Report the number of lines where the string "paid" occurs, and write nothing else.

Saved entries

* Begin *

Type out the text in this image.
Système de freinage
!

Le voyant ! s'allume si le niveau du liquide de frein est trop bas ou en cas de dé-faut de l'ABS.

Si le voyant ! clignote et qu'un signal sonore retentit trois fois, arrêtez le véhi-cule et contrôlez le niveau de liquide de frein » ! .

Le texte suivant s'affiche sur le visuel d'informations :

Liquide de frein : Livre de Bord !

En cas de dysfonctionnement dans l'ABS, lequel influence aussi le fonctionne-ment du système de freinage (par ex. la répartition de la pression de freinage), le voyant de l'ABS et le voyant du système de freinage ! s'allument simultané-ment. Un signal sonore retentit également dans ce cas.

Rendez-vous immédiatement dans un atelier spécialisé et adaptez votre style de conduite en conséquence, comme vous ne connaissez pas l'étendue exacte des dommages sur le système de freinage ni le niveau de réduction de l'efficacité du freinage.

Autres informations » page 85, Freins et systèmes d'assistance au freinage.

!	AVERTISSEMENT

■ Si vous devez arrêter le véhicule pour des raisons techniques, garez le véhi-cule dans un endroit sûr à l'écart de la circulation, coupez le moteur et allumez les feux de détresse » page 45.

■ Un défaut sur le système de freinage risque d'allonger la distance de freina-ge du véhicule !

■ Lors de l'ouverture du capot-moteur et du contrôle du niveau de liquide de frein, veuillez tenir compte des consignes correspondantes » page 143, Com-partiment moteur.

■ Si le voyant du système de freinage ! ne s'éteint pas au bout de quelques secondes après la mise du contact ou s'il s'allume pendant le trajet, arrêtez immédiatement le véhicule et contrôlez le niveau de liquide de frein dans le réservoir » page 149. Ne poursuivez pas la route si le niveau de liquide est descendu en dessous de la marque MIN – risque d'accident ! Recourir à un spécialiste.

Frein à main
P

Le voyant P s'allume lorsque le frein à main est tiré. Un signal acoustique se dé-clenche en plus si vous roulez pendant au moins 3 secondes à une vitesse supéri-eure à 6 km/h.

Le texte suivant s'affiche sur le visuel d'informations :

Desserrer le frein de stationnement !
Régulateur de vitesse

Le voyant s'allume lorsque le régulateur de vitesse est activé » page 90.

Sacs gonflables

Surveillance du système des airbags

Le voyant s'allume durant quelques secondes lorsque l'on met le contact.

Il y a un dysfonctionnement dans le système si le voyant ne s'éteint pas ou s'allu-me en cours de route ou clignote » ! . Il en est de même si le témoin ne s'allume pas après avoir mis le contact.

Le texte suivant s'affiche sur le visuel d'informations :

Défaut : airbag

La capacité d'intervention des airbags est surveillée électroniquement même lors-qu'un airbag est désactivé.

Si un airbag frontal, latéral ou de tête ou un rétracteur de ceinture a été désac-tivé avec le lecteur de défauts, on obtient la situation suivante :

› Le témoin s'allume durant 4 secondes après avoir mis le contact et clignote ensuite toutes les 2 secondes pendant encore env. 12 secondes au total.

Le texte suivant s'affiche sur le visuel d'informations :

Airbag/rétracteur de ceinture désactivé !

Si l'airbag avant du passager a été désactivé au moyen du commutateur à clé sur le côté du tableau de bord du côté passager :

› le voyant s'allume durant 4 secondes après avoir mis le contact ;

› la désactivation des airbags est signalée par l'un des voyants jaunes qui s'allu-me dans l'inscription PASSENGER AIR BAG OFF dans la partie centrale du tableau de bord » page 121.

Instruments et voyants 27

* End *
* Begin *

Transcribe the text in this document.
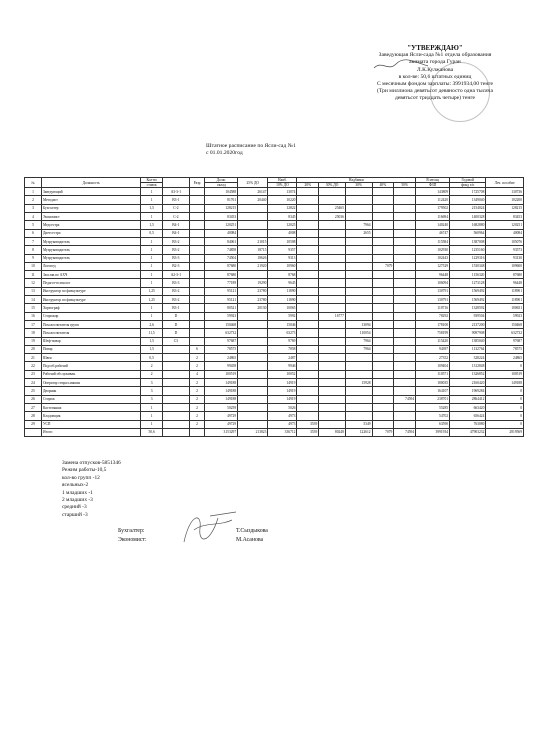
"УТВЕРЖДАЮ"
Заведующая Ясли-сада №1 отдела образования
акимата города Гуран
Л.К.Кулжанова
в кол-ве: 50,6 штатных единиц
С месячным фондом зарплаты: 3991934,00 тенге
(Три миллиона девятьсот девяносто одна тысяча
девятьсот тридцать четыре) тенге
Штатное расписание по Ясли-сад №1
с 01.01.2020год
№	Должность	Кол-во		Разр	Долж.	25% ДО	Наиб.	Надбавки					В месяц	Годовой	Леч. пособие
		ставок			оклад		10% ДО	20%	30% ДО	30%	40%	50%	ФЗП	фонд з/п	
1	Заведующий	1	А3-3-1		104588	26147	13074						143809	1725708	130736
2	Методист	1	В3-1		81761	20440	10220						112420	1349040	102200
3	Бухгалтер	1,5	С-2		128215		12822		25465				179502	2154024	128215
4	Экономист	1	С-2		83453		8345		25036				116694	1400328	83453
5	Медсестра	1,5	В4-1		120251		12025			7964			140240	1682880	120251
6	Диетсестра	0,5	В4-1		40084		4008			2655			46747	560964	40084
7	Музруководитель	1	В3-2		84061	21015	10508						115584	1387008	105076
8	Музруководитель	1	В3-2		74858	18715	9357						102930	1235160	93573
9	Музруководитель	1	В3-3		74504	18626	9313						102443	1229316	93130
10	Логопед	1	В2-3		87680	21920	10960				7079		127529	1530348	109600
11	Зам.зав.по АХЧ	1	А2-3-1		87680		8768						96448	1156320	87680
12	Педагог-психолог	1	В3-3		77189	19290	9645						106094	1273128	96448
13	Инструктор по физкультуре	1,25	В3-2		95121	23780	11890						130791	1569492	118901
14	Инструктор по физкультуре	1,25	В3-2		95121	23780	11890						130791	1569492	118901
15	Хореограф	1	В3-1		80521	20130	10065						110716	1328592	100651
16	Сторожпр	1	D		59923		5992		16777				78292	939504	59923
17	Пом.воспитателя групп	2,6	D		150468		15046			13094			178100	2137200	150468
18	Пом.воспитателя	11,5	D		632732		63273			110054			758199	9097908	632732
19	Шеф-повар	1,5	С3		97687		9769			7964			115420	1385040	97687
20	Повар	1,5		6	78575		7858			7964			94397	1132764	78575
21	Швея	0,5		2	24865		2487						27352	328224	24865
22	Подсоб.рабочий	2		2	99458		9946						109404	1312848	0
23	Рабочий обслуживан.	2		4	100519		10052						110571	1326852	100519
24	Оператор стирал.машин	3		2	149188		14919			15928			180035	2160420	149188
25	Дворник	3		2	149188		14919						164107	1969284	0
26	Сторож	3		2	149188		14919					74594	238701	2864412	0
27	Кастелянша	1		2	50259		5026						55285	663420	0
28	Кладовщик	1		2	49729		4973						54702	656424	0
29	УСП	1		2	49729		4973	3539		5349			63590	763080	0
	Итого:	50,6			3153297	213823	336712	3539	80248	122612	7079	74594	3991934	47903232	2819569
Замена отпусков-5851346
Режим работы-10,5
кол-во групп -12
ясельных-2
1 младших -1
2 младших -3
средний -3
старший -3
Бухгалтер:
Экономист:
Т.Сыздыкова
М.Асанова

* End *
* Begin *

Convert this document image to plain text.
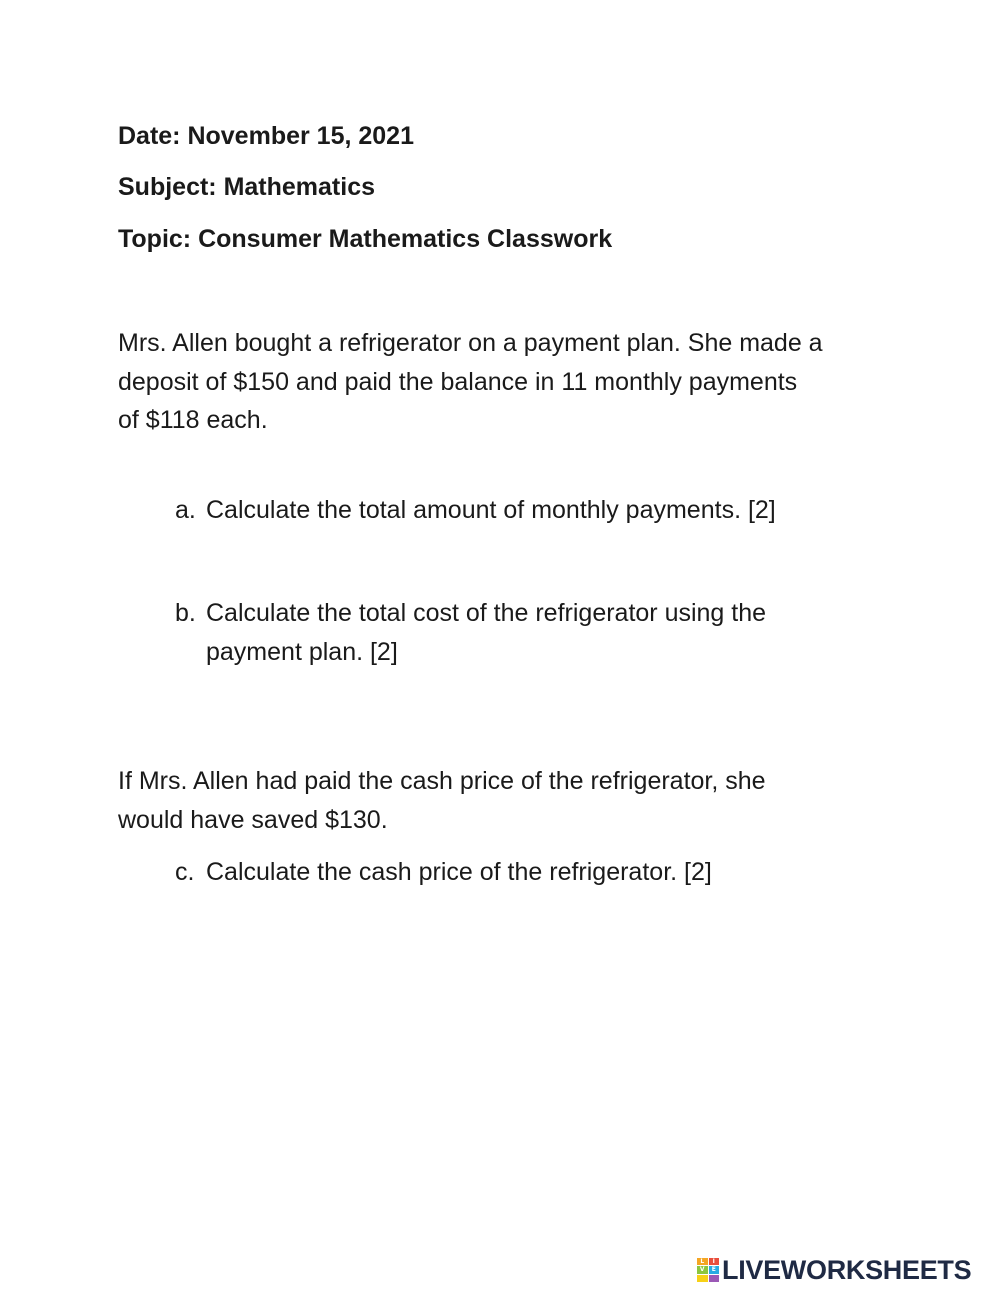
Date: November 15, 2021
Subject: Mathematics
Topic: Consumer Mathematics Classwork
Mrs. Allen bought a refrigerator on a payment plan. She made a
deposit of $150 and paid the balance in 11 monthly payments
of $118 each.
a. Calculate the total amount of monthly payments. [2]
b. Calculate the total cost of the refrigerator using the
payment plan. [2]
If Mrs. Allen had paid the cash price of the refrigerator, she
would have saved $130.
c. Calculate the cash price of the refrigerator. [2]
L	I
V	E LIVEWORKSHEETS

* End *

Response: 2